Requirements: With the images removed, repeat the data below exactly.

******************************

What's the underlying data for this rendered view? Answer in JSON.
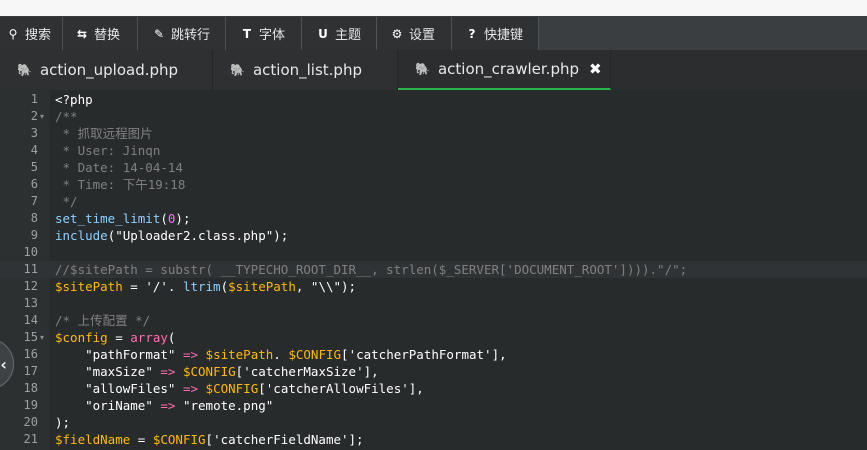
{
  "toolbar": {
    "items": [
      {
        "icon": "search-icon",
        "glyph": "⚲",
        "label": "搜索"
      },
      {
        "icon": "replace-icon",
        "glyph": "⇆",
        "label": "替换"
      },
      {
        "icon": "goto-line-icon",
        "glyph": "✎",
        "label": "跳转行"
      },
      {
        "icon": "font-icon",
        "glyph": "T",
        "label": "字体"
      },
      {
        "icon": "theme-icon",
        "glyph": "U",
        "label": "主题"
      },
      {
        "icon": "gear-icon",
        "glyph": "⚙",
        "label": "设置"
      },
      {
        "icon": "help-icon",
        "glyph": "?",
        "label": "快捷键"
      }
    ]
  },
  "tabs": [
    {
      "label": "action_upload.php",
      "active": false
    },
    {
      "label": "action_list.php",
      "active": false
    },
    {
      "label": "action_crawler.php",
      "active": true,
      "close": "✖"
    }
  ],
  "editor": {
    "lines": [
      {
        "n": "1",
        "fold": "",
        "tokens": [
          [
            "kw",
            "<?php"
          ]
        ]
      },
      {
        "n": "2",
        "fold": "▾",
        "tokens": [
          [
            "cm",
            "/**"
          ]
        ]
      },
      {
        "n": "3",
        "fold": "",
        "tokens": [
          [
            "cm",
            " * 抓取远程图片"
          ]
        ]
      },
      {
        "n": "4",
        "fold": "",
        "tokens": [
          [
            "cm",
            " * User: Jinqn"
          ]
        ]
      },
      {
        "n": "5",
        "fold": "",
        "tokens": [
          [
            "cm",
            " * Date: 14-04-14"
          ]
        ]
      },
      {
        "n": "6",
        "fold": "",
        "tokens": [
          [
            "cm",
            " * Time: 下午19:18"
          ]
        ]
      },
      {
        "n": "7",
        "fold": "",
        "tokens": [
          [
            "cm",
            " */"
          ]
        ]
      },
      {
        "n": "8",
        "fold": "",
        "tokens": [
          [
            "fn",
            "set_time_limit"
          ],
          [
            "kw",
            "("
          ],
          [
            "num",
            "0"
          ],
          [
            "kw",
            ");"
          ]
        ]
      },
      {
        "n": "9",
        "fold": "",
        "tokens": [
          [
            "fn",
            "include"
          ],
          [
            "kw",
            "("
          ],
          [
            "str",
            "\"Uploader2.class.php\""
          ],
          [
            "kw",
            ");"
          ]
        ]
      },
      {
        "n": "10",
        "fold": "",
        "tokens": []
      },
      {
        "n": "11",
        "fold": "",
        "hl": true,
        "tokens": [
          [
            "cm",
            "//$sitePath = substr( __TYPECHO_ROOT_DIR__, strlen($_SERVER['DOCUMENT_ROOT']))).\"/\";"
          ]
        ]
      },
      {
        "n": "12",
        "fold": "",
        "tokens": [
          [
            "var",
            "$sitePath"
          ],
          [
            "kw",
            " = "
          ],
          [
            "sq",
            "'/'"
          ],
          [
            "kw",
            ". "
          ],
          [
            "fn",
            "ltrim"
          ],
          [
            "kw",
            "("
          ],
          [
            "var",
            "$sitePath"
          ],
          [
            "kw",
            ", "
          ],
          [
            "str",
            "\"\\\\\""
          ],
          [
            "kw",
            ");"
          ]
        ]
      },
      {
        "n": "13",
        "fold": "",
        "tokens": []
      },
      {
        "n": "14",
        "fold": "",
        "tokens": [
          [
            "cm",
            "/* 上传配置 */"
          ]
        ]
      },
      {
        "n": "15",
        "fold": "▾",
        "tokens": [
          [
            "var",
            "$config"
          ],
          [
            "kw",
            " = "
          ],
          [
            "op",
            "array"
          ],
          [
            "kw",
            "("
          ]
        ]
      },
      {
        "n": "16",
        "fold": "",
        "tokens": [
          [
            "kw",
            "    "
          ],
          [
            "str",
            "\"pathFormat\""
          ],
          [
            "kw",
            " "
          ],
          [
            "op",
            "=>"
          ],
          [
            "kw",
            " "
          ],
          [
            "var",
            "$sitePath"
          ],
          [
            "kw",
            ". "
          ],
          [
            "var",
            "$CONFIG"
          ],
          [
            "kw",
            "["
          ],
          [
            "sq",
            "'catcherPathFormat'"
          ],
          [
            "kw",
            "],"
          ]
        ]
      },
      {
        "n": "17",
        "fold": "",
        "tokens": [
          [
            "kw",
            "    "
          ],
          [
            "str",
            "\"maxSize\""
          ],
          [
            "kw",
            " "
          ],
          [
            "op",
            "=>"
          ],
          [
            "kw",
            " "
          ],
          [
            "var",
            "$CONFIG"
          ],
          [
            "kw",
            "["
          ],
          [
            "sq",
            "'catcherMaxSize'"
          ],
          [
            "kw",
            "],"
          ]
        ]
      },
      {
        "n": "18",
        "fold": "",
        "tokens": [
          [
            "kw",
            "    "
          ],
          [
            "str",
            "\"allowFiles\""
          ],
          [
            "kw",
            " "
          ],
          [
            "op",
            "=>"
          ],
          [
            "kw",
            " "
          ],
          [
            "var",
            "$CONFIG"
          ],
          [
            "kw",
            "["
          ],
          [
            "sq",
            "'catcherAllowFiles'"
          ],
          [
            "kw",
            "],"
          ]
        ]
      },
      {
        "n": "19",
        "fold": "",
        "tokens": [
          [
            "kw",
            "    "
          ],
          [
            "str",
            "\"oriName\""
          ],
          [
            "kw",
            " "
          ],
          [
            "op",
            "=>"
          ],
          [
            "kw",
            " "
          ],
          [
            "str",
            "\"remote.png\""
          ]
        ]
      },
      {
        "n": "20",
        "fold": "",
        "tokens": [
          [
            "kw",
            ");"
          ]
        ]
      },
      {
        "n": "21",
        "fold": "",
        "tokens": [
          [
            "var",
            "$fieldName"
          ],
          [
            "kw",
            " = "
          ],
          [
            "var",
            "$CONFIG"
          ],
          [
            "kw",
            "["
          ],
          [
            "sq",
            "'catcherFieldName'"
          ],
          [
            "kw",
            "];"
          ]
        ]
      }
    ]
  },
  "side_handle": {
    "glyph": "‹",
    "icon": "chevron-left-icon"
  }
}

******************************

Response to the exercise:
What's the underlying data for this rendered view? Answer in JSON.
{
  "toolbar": {
    "items": [
      {
        "icon": "search-icon",
        "glyph": "⚲",
        "label": "搜索"
      },
      {
        "icon": "replace-icon",
        "glyph": "⇆",
        "label": "替换"
      },
      {
        "icon": "goto-line-icon",
        "glyph": "✎",
        "label": "跳转行"
      },
      {
        "icon": "font-icon",
        "glyph": "T",
        "label": "字体"
      },
      {
        "icon": "theme-icon",
        "glyph": "U",
        "label": "主题"
      },
      {
        "icon": "gear-icon",
        "glyph": "⚙",
        "label": "设置"
      },
      {
        "icon": "help-icon",
        "glyph": "?",
        "label": "快捷键"
      }
    ]
  },
  "tabs": [
    {
      "label": "action_upload.php",
      "active": false
    },
    {
      "label": "action_list.php",
      "active": false
    },
    {
      "label": "action_crawler.php",
      "active": true,
      "close": "✖"
    }
  ],
  "editor": {
    "lines": [
      {
        "n": "1",
        "fold": "",
        "tokens": [
          [
            "kw",
            "<?php"
          ]
        ]
      },
      {
        "n": "2",
        "fold": "▾",
        "tokens": [
          [
            "cm",
            "/**"
          ]
        ]
      },
      {
        "n": "3",
        "fold": "",
        "tokens": [
          [
            "cm",
            " * 抓取远程图片"
          ]
        ]
      },
      {
        "n": "4",
        "fold": "",
        "tokens": [
          [
            "cm",
            " * User: Jinqn"
          ]
        ]
      },
      {
        "n": "5",
        "fold": "",
        "tokens": [
          [
            "cm",
            " * Date: 14-04-14"
          ]
        ]
      },
      {
        "n": "6",
        "fold": "",
        "tokens": [
          [
            "cm",
            " * Time: 下午19:18"
          ]
        ]
      },
      {
        "n": "7",
        "fold": "",
        "tokens": [
          [
            "cm",
            " */"
          ]
        ]
      },
      {
        "n": "8",
        "fold": "",
        "tokens": [
          [
            "fn",
            "set_time_limit"
          ],
          [
            "kw",
            "("
          ],
          [
            "num",
            "0"
          ],
          [
            "kw",
            ");"
          ]
        ]
      },
      {
        "n": "9",
        "fold": "",
        "tokens": [
          [
            "fn",
            "include"
          ],
          [
            "kw",
            "("
          ],
          [
            "str",
            "\"Uploader2.class.php\""
          ],
          [
            "kw",
            ");"
          ]
        ]
      },
      {
        "n": "10",
        "fold": "",
        "tokens": []
      },
      {
        "n": "11",
        "fold": "",
        "hl": true,
        "tokens": [
          [
            "cm",
            "//$sitePath = substr( __TYPECHO_ROOT_DIR__, strlen($_SERVER['DOCUMENT_ROOT']))).\"/\";"
          ]
        ]
      },
      {
        "n": "12",
        "fold": "",
        "tokens": [
          [
            "var",
            "$sitePath"
          ],
          [
            "kw",
            " = "
          ],
          [
            "sq",
            "'/'"
          ],
          [
            "kw",
            ". "
          ],
          [
            "fn",
            "ltrim"
          ],
          [
            "kw",
            "("
          ],
          [
            "var",
            "$sitePath"
          ],
          [
            "kw",
            ", "
          ],
          [
            "str",
            "\"\\\\\""
          ],
          [
            "kw",
            ");"
          ]
        ]
      },
      {
        "n": "13",
        "fold": "",
        "tokens": []
      },
      {
        "n": "14",
        "fold": "",
        "tokens": [
          [
            "cm",
            "/* 上传配置 */"
          ]
        ]
      },
      {
        "n": "15",
        "fold": "▾",
        "tokens": [
          [
            "var",
            "$config"
          ],
          [
            "kw",
            " = "
          ],
          [
            "op",
            "array"
          ],
          [
            "kw",
            "("
          ]
        ]
      },
      {
        "n": "16",
        "fold": "",
        "tokens": [
          [
            "kw",
            "    "
          ],
          [
            "str",
            "\"pathFormat\""
          ],
          [
            "kw",
            " "
          ],
          [
            "op",
            "=>"
          ],
          [
            "kw",
            " "
          ],
          [
            "var",
            "$sitePath"
          ],
          [
            "kw",
            ". "
          ],
          [
            "var",
            "$CONFIG"
          ],
          [
            "kw",
            "["
          ],
          [
            "sq",
            "'catcherPathFormat'"
          ],
          [
            "kw",
            "],"
          ]
        ]
      },
      {
        "n": "17",
        "fold": "",
        "tokens": [
          [
            "kw",
            "    "
          ],
          [
            "str",
            "\"maxSize\""
          ],
          [
            "kw",
            " "
          ],
          [
            "op",
            "=>"
          ],
          [
            "kw",
            " "
          ],
          [
            "var",
            "$CONFIG"
          ],
          [
            "kw",
            "["
          ],
          [
            "sq",
            "'catcherMaxSize'"
          ],
          [
            "kw",
            "],"
          ]
        ]
      },
      {
        "n": "18",
        "fold": "",
        "tokens": [
          [
            "kw",
            "    "
          ],
          [
            "str",
            "\"allowFiles\""
          ],
          [
            "kw",
            " "
          ],
          [
            "op",
            "=>"
          ],
          [
            "kw",
            " "
          ],
          [
            "var",
            "$CONFIG"
          ],
          [
            "kw",
            "["
          ],
          [
            "sq",
            "'catcherAllowFiles'"
          ],
          [
            "kw",
            "],"
          ]
        ]
      },
      {
        "n": "19",
        "fold": "",
        "tokens": [
          [
            "kw",
            "    "
          ],
          [
            "str",
            "\"oriName\""
          ],
          [
            "kw",
            " "
          ],
          [
            "op",
            "=>"
          ],
          [
            "kw",
            " "
          ],
          [
            "str",
            "\"remote.png\""
          ]
        ]
      },
      {
        "n": "20",
        "fold": "",
        "tokens": [
          [
            "kw",
            ");"
          ]
        ]
      },
      {
        "n": "21",
        "fold": "",
        "tokens": [
          [
            "var",
            "$fieldName"
          ],
          [
            "kw",
            " = "
          ],
          [
            "var",
            "$CONFIG"
          ],
          [
            "kw",
            "["
          ],
          [
            "sq",
            "'catcherFieldName'"
          ],
          [
            "kw",
            "];"
          ]
        ]
      }
    ]
  },
  "side_handle": {
    "glyph": "‹",
    "icon": "chevron-left-icon"
  }
}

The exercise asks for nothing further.